— Start of Entries shown —

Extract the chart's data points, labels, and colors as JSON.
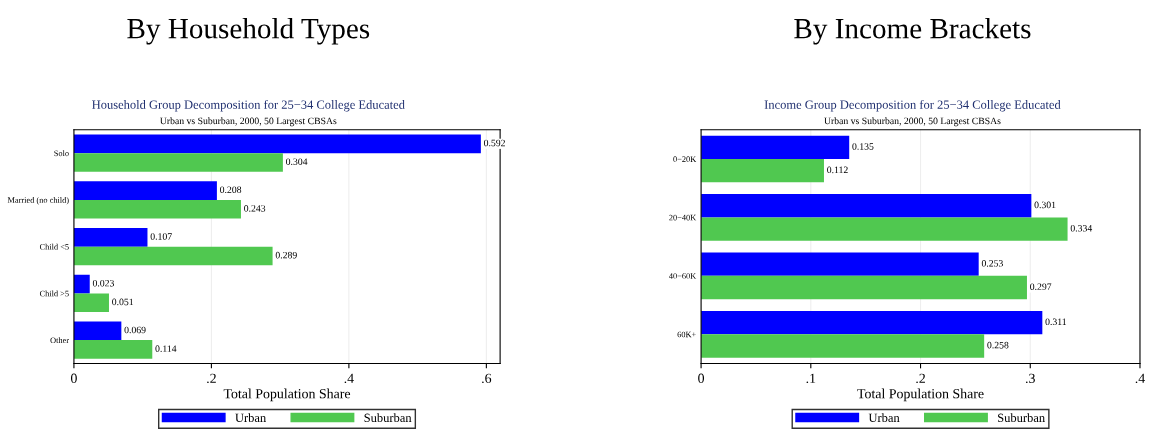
{
  "chart_data": [
    {
      "type": "bar",
      "orientation": "horizontal",
      "title": "By Household Types",
      "subtitle": "Household Group Decomposition for 25−34 College Educated",
      "annotations": [
        "Urban vs Suburban, 2000, 50 Largest CBSAs"
      ],
      "xlabel": "Total Population Share",
      "categories": [
        "Solo",
        "Married (no child)",
        "Child <5",
        "Child >5",
        "Other"
      ],
      "series": [
        {
          "name": "Urban",
          "color": "#0000ff",
          "values": [
            0.592,
            0.208,
            0.107,
            0.023,
            0.069
          ]
        },
        {
          "name": "Suburban",
          "color": "#50c850",
          "values": [
            0.304,
            0.243,
            0.289,
            0.051,
            0.114
          ]
        }
      ],
      "xlim": [
        0,
        0.62
      ],
      "xticks": [
        0,
        {
          "value": 0.2,
          "label": ".2"
        },
        {
          "value": 0.4,
          "label": ".4"
        },
        {
          "value": 0.6,
          "label": ".6"
        }
      ],
      "data_labels": true,
      "grid": "x",
      "legend": "bottom"
    },
    {
      "type": "bar",
      "orientation": "horizontal",
      "title": "By Income Brackets",
      "subtitle": "Income Group Decomposition for 25−34 College Educated",
      "annotations": [
        "Urban vs Suburban, 2000, 50 Largest CBSAs"
      ],
      "xlabel": "Total Population Share",
      "categories": [
        "0−20K",
        "20−40K",
        "40−60K",
        "60K+"
      ],
      "series": [
        {
          "name": "Urban",
          "color": "#0000ff",
          "values": [
            0.135,
            0.301,
            0.253,
            0.311
          ]
        },
        {
          "name": "Suburban",
          "color": "#50c850",
          "values": [
            0.112,
            0.334,
            0.297,
            0.258
          ]
        }
      ],
      "xlim": [
        0,
        0.4
      ],
      "xticks": [
        0,
        {
          "value": 0.1,
          "label": ".1"
        },
        {
          "value": 0.2,
          "label": ".2"
        },
        {
          "value": 0.3,
          "label": ".3"
        },
        {
          "value": 0.4,
          "label": ".4"
        }
      ],
      "data_labels": true,
      "grid": "x",
      "legend": "bottom"
    }
  ]
}
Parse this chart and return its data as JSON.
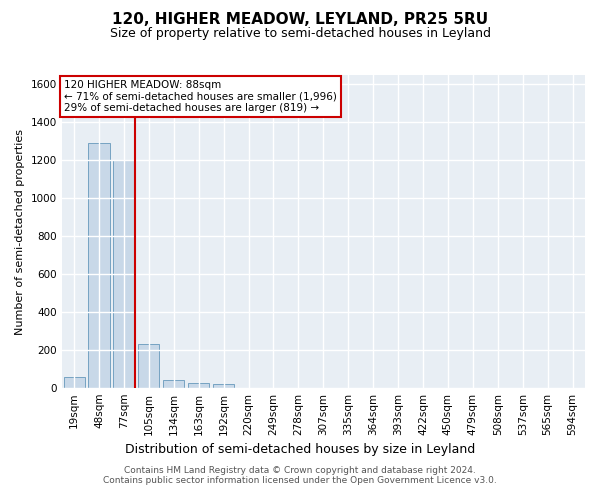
{
  "title": "120, HIGHER MEADOW, LEYLAND, PR25 5RU",
  "subtitle": "Size of property relative to semi-detached houses in Leyland",
  "xlabel": "Distribution of semi-detached houses by size in Leyland",
  "ylabel": "Number of semi-detached properties",
  "footer_line1": "Contains HM Land Registry data © Crown copyright and database right 2024.",
  "footer_line2": "Contains public sector information licensed under the Open Government Licence v3.0.",
  "bins": [
    "19sqm",
    "48sqm",
    "77sqm",
    "105sqm",
    "134sqm",
    "163sqm",
    "192sqm",
    "220sqm",
    "249sqm",
    "278sqm",
    "307sqm",
    "335sqm",
    "364sqm",
    "393sqm",
    "422sqm",
    "450sqm",
    "479sqm",
    "508sqm",
    "537sqm",
    "565sqm",
    "594sqm"
  ],
  "values": [
    60,
    1290,
    1200,
    230,
    40,
    25,
    20,
    0,
    0,
    0,
    0,
    0,
    0,
    0,
    0,
    0,
    0,
    0,
    0,
    0,
    0
  ],
  "bar_color": "#c8d8e8",
  "bar_edge_color": "#6699bb",
  "property_line_x": 2.45,
  "annotation_text_line1": "120 HIGHER MEADOW: 88sqm",
  "annotation_text_line2": "← 71% of semi-detached houses are smaller (1,996)",
  "annotation_text_line3": "29% of semi-detached houses are larger (819) →",
  "annotation_box_color": "#cc0000",
  "ylim": [
    0,
    1650
  ],
  "yticks": [
    0,
    200,
    400,
    600,
    800,
    1000,
    1200,
    1400,
    1600
  ],
  "background_color": "#e8eef4",
  "grid_color": "#ffffff",
  "title_fontsize": 11,
  "subtitle_fontsize": 9,
  "xlabel_fontsize": 9,
  "ylabel_fontsize": 8,
  "tick_fontsize": 7.5,
  "footer_fontsize": 6.5
}
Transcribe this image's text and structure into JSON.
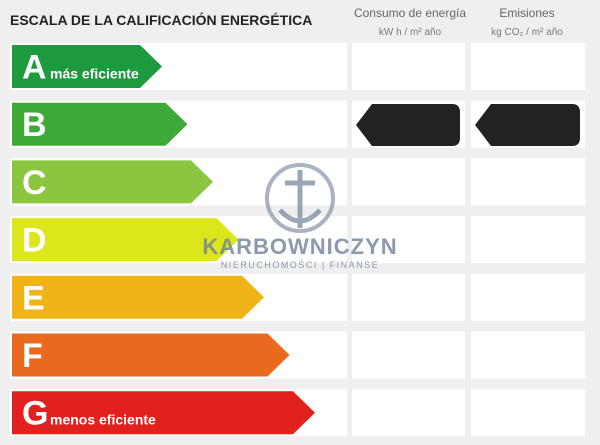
{
  "header": {
    "title": "ESCALA DE LA CALIFICACIÓN ENERGÉTICA",
    "columns": [
      {
        "title": "Consumo de energía",
        "unit": "kW h / m² año"
      },
      {
        "title": "Emisiones",
        "unit": "kg CO₂ / m² año"
      }
    ]
  },
  "rows": [
    {
      "letter": "A",
      "label": "más eficiente"
    },
    {
      "letter": "B"
    },
    {
      "letter": "C"
    },
    {
      "letter": "D"
    },
    {
      "letter": "E"
    },
    {
      "letter": "F"
    },
    {
      "letter": "G",
      "label": "menos eficiente"
    }
  ],
  "watermark": {
    "name": "KARBOWNICZYN",
    "tagline": "NIERUCHOMOŚCI | FINANSE"
  }
}
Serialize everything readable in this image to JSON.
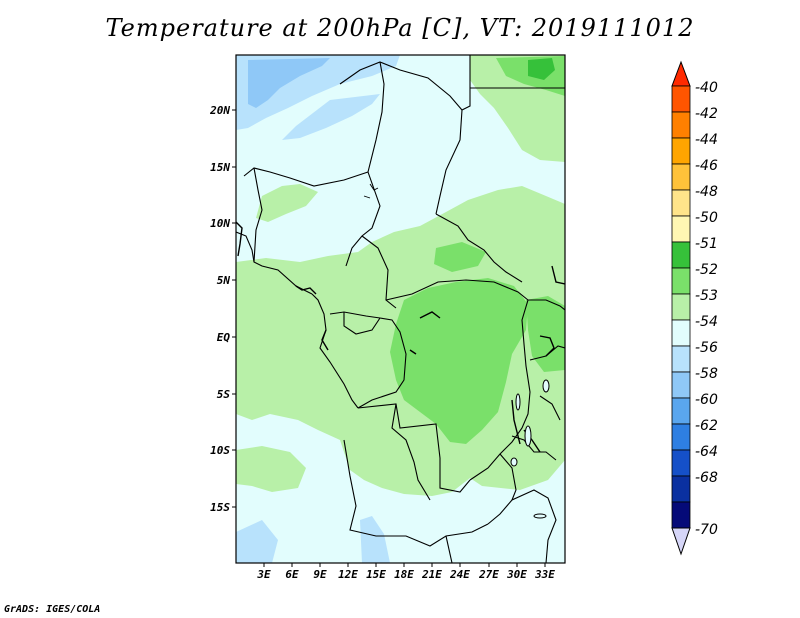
{
  "title": "Temperature at 200hPa [C], VT: 2019111012",
  "credit": "GrADS: IGES/COLA",
  "axes": {
    "lat_labels": [
      "20N",
      "15N",
      "10N",
      "5N",
      "EQ",
      "5S",
      "10S",
      "15S"
    ],
    "lon_labels": [
      "3E",
      "6E",
      "9E",
      "12E",
      "15E",
      "18E",
      "21E",
      "24E",
      "27E",
      "30E",
      "33E"
    ]
  },
  "colorbar": {
    "labels": [
      "-40",
      "-42",
      "-44",
      "-46",
      "-48",
      "-50",
      "-51",
      "-52",
      "-53",
      "-54",
      "-56",
      "-58",
      "-60",
      "-62",
      "-64",
      "-68",
      "-70"
    ],
    "colors": [
      "#ff2a00",
      "#ff5500",
      "#ff8000",
      "#ffa500",
      "#ffc23a",
      "#ffe48a",
      "#fff7b3",
      "#36c13a",
      "#7ae06a",
      "#b8f0a8",
      "#e2fdfd",
      "#b8e2fc",
      "#8fc8f7",
      "#5aa6ee",
      "#2e7fe2",
      "#1550c8",
      "#0a30a0",
      "#050a78",
      "#d6d6f8"
    ]
  },
  "map_fill_colors": {
    "base": "#e2fdfd",
    "light_green": "#b8f0a8",
    "mid_green": "#7ae06a",
    "dark_green": "#36c13a",
    "light_blue": "#b8e2fc",
    "mid_blue": "#8fc8f7"
  }
}
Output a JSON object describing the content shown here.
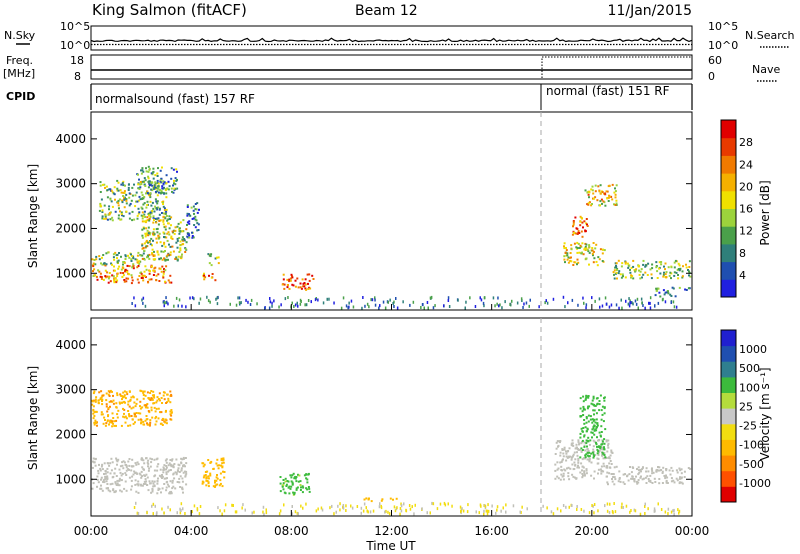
{
  "header": {
    "station": "King Salmon (fitACF)",
    "beam": "Beam 12",
    "date": "11/Jan/2015"
  },
  "side_labels": {
    "nsky": "N.Sky",
    "freq_line1": "Freq.",
    "freq_line2": "[MHz]",
    "cpid": "CPID",
    "nsearch": "N.Search",
    "nave": "Nave"
  },
  "strip_ticks": {
    "noise_left_top": "10^5",
    "noise_left_bottom": "10^0",
    "noise_right_top": "10^5",
    "noise_right_bottom": "10^0",
    "freq_left_top": "18",
    "freq_left_bottom": "8",
    "nave_right_top": "60",
    "nave_right_bottom": "0"
  },
  "cpid_segments": [
    {
      "label": "normalsound (fast) 157 RF",
      "start_hour": 0
    },
    {
      "label": "normal (fast) 151 RF",
      "start_hour": 18
    }
  ],
  "colors": {
    "power": [
      "#2020e0",
      "#1f4fb0",
      "#2f7f7a",
      "#4aa04a",
      "#9cd33c",
      "#f0e000",
      "#f5b000",
      "#f07a00",
      "#e83a00",
      "#e00000"
    ],
    "velocity": [
      "#e00000",
      "#ff5000",
      "#ff8c00",
      "#ffbb00",
      "#f2dd10",
      "#c8c8c8",
      "#b4dc3c",
      "#3cbb3c",
      "#2f7f8f",
      "#1f4fb0",
      "#2020d0"
    ],
    "scatter_gray": "#c0c0b8"
  },
  "chart_data": {
    "type": "heatmap",
    "x_axis": {
      "label": "Time UT",
      "range_hours": [
        0,
        24
      ],
      "tick_labels": [
        "00:00",
        "04:00",
        "08:00",
        "12:00",
        "16:00",
        "20:00",
        "00:00"
      ]
    },
    "y_axis": {
      "label": "Slant Range [km]",
      "range_km": [
        180,
        4600
      ],
      "tick_labels": [
        "1000",
        "2000",
        "3000",
        "4000"
      ]
    },
    "mode_change_hour": 18,
    "panels": [
      {
        "name": "power",
        "colorbar": {
          "label": "Power [dB]",
          "ticks": [
            "4",
            "8",
            "12",
            "16",
            "20",
            "24",
            "28"
          ],
          "range": [
            0,
            32
          ]
        },
        "echo_regions": [
          {
            "t0": 0.0,
            "t1": 3.2,
            "r0": 800,
            "r1": 1200,
            "level": 0.7
          },
          {
            "t0": 0.0,
            "t1": 2.0,
            "r0": 1200,
            "r1": 1500,
            "level": 0.45
          },
          {
            "t0": 0.3,
            "t1": 3.0,
            "r0": 2200,
            "r1": 3100,
            "level": 0.4
          },
          {
            "t0": 2.0,
            "t1": 3.8,
            "r0": 1300,
            "r1": 2300,
            "level": 0.5
          },
          {
            "t0": 1.8,
            "t1": 3.4,
            "r0": 2800,
            "r1": 3400,
            "level": 0.3
          },
          {
            "t0": 3.8,
            "t1": 4.3,
            "r0": 1800,
            "r1": 2600,
            "level": 0.2
          },
          {
            "t0": 4.4,
            "t1": 5.0,
            "r0": 850,
            "r1": 1050,
            "level": 0.75
          },
          {
            "t0": 4.6,
            "t1": 5.1,
            "r0": 1200,
            "r1": 1450,
            "level": 0.45
          },
          {
            "t0": 7.6,
            "t1": 8.9,
            "r0": 650,
            "r1": 1000,
            "level": 0.85
          },
          {
            "t0": 18.8,
            "t1": 20.5,
            "r0": 1200,
            "r1": 1700,
            "level": 0.55
          },
          {
            "t0": 19.2,
            "t1": 19.8,
            "r0": 1800,
            "r1": 2300,
            "level": 0.75
          },
          {
            "t0": 19.7,
            "t1": 21.0,
            "r0": 2500,
            "r1": 3000,
            "level": 0.6
          },
          {
            "t0": 20.8,
            "t1": 23.9,
            "r0": 900,
            "r1": 1300,
            "level": 0.45
          },
          {
            "t0": 22.5,
            "t1": 23.9,
            "r0": 500,
            "r1": 700,
            "level": 0.25
          }
        ]
      },
      {
        "name": "velocity",
        "colorbar": {
          "label": "Velocity [m s⁻¹]",
          "ticks": [
            "-1000",
            "-500",
            "-100",
            "-25",
            "25",
            "100",
            "500",
            "1000"
          ],
          "range": [
            -1200,
            1200
          ]
        },
        "echo_regions": [
          {
            "t0": 0.0,
            "t1": 3.8,
            "r0": 700,
            "r1": 1500,
            "velocity": 0
          },
          {
            "t0": 0.0,
            "t1": 3.2,
            "r0": 2200,
            "r1": 3000,
            "velocity": -400
          },
          {
            "t0": 4.4,
            "t1": 5.3,
            "r0": 850,
            "r1": 1500,
            "velocity": -300
          },
          {
            "t0": 7.5,
            "t1": 8.7,
            "r0": 650,
            "r1": 1150,
            "velocity": 150
          },
          {
            "t0": 10.8,
            "t1": 12.2,
            "r0": 530,
            "r1": 600,
            "velocity": -300
          },
          {
            "t0": 18.5,
            "t1": 20.8,
            "r0": 1000,
            "r1": 1900,
            "velocity": 0
          },
          {
            "t0": 19.5,
            "t1": 20.5,
            "r0": 1500,
            "r1": 2900,
            "velocity": 200
          },
          {
            "t0": 20.5,
            "t1": 23.9,
            "r0": 900,
            "r1": 1300,
            "velocity": 0
          }
        ]
      }
    ]
  }
}
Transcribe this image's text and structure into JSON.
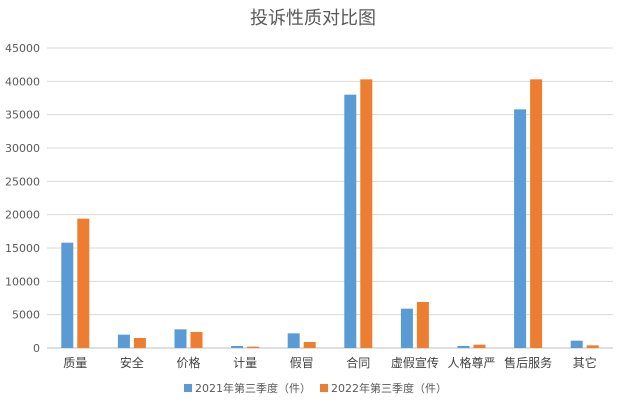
{
  "chart_data": {
    "type": "bar",
    "title": "投诉性质对比图",
    "categories": [
      "质量",
      "安全",
      "价格",
      "计量",
      "假冒",
      "合同",
      "虚假宣传",
      "人格尊严",
      "售后服务",
      "其它"
    ],
    "series": [
      {
        "name": "2021年第三季度（件）",
        "color": "#5B9BD5",
        "values": [
          15800,
          2000,
          2800,
          300,
          2200,
          38000,
          5900,
          300,
          35800,
          1100
        ]
      },
      {
        "name": "2022年第三季度（件）",
        "color": "#ED7D31",
        "values": [
          19400,
          1500,
          2400,
          200,
          900,
          40300,
          6900,
          500,
          40300,
          400
        ]
      }
    ],
    "ylim": [
      0,
      45000
    ],
    "yticks": [
      0,
      5000,
      10000,
      15000,
      20000,
      25000,
      30000,
      35000,
      40000,
      45000
    ],
    "grid": true,
    "legend": "bottom"
  }
}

— End of Entries shown —

**What needs to be done:** Give only the number of lines in the records that include the word "this".

**Solution:** 4